• TASK
For each line below that includes the word "took", make a copy.

• STORED DATA
(begin)
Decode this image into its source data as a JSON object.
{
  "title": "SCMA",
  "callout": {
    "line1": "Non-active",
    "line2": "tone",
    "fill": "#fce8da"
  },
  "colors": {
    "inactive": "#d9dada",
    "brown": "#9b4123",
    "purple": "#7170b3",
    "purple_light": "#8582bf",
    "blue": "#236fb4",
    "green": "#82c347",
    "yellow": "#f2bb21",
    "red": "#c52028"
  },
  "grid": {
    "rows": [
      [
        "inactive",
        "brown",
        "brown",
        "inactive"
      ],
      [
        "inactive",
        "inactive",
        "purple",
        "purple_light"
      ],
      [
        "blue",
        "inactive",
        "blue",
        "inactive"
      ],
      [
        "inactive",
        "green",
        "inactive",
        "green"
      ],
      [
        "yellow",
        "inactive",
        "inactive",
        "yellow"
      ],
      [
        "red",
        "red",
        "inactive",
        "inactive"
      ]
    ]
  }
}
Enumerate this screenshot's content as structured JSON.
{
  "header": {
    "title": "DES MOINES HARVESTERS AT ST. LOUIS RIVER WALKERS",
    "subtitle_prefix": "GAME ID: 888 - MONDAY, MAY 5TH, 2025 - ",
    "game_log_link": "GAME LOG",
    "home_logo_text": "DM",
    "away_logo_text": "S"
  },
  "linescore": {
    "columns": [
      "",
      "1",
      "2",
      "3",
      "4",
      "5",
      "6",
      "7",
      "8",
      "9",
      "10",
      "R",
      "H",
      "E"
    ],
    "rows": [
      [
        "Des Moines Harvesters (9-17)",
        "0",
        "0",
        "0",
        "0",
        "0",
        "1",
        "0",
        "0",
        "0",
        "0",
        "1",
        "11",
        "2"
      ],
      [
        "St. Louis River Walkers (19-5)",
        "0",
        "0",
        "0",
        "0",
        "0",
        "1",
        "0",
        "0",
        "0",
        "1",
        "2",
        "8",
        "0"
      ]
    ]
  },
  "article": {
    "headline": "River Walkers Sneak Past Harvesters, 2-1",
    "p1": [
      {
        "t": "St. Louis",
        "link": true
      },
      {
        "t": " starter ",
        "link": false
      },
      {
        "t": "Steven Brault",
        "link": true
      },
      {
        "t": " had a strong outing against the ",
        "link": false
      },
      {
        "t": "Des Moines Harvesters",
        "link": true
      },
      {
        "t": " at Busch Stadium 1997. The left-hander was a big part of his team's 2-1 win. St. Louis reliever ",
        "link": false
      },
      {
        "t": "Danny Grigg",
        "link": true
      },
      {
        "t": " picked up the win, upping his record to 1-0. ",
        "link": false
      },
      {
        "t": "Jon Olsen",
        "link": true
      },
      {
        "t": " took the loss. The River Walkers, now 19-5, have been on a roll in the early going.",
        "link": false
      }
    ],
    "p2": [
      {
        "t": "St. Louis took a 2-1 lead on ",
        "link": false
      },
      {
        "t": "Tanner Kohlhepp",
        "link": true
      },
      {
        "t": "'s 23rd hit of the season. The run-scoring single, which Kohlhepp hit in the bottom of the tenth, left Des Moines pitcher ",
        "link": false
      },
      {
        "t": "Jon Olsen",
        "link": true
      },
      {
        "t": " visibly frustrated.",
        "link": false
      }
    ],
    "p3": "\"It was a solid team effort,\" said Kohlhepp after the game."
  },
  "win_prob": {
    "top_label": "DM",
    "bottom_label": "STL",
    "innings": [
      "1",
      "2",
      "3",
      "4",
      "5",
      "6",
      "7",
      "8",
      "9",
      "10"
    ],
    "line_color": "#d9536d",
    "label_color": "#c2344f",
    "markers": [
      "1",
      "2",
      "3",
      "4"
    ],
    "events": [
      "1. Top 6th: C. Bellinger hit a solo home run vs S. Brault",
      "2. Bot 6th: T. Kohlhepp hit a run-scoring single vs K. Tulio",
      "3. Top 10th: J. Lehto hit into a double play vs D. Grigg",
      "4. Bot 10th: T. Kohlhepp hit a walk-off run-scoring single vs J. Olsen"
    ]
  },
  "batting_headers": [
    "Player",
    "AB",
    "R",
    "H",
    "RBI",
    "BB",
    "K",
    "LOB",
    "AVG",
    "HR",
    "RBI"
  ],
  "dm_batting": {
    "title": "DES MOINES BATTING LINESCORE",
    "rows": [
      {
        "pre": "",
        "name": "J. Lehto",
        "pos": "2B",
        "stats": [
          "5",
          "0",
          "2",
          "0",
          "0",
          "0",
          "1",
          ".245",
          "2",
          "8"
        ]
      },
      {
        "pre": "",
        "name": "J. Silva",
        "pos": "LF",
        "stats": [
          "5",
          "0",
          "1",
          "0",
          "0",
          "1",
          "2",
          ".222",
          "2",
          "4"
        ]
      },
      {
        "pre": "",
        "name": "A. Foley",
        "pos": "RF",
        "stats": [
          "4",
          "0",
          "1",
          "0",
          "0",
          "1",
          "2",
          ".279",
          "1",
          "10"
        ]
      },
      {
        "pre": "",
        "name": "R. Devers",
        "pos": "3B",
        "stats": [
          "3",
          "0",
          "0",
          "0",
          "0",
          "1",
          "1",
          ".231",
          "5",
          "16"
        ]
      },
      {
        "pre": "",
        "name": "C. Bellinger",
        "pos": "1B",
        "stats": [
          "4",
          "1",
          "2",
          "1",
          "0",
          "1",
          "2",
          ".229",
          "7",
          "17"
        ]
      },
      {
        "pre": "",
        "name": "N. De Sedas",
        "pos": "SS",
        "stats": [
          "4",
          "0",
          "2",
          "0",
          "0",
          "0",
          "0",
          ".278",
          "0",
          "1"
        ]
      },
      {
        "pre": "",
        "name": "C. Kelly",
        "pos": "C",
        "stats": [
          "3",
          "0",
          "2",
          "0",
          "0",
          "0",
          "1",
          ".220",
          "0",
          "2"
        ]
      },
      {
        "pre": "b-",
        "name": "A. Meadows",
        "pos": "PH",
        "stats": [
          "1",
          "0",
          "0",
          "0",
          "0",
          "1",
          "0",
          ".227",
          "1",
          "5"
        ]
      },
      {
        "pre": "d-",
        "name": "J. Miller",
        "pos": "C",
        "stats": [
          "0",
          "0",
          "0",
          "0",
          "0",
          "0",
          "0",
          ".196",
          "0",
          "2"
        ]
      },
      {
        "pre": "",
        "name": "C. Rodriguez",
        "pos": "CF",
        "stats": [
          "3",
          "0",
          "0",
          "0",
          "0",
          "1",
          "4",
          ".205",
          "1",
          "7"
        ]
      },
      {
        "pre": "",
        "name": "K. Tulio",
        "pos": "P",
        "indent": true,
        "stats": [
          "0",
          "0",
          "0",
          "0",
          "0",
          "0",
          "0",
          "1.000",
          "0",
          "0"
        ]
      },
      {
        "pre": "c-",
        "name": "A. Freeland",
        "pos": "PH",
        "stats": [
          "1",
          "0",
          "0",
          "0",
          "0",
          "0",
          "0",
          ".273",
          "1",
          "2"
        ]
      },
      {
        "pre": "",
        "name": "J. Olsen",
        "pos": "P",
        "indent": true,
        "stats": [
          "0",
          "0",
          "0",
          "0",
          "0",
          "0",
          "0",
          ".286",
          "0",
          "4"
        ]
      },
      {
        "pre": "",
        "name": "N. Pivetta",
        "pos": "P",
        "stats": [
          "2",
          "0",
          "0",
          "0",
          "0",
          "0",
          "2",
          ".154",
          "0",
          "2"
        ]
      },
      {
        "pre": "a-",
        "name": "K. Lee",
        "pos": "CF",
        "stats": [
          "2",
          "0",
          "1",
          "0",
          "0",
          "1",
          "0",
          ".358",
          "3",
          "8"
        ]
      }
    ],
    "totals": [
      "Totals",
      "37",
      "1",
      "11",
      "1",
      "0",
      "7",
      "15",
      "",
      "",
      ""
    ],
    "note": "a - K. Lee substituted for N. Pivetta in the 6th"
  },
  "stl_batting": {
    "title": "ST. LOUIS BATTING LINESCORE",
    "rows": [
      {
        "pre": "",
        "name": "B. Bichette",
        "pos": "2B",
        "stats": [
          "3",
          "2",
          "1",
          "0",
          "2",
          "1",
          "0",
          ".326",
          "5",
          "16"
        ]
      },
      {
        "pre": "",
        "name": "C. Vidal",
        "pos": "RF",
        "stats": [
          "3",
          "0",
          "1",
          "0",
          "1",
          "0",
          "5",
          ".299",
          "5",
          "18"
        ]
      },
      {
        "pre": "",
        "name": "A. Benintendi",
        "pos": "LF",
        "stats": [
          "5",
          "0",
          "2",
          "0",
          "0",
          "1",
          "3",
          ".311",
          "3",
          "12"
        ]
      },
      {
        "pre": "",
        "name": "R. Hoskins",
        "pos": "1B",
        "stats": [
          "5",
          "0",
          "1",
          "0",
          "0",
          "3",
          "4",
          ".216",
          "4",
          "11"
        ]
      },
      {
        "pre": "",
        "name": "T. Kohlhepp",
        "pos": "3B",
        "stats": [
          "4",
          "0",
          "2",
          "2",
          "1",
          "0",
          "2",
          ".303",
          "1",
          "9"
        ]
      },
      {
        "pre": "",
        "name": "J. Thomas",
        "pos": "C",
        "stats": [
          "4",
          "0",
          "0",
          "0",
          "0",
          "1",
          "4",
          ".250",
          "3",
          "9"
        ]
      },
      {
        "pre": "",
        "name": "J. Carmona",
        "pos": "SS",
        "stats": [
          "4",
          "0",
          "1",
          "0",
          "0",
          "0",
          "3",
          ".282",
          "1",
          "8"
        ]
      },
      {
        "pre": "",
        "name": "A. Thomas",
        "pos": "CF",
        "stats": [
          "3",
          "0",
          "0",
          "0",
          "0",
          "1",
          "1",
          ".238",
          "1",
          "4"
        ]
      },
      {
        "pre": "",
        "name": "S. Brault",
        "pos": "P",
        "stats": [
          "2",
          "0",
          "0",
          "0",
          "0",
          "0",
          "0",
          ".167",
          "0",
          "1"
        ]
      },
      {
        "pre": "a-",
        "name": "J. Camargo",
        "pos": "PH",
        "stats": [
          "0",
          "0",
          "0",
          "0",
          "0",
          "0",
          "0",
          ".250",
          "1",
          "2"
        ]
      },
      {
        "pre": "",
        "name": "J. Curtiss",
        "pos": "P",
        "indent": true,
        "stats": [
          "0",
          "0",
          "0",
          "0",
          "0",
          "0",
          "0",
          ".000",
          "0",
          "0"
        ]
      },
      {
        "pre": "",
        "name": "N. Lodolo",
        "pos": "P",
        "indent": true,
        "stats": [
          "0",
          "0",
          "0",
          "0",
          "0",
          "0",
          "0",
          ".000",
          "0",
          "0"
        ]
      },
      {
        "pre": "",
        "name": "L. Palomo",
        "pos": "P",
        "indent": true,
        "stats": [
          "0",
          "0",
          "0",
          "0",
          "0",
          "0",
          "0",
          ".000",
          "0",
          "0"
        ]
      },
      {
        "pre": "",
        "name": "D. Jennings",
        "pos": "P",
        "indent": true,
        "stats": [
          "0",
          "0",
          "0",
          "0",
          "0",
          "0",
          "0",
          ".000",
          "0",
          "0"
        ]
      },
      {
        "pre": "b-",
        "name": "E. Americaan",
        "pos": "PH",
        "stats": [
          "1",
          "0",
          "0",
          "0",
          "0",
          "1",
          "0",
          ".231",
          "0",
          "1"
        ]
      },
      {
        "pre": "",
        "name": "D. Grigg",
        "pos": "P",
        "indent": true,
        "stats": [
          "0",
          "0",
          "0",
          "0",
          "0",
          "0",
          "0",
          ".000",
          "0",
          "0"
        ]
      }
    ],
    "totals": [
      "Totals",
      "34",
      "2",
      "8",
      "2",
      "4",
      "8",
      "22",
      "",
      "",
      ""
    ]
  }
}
(end)
• SOLUTION TO THE PROBLEM
        "t": " took the loss. The River Walkers, now 19-5, have been on a roll in the early going.",
        "t": "St. Louis took a 2-1 lead on ",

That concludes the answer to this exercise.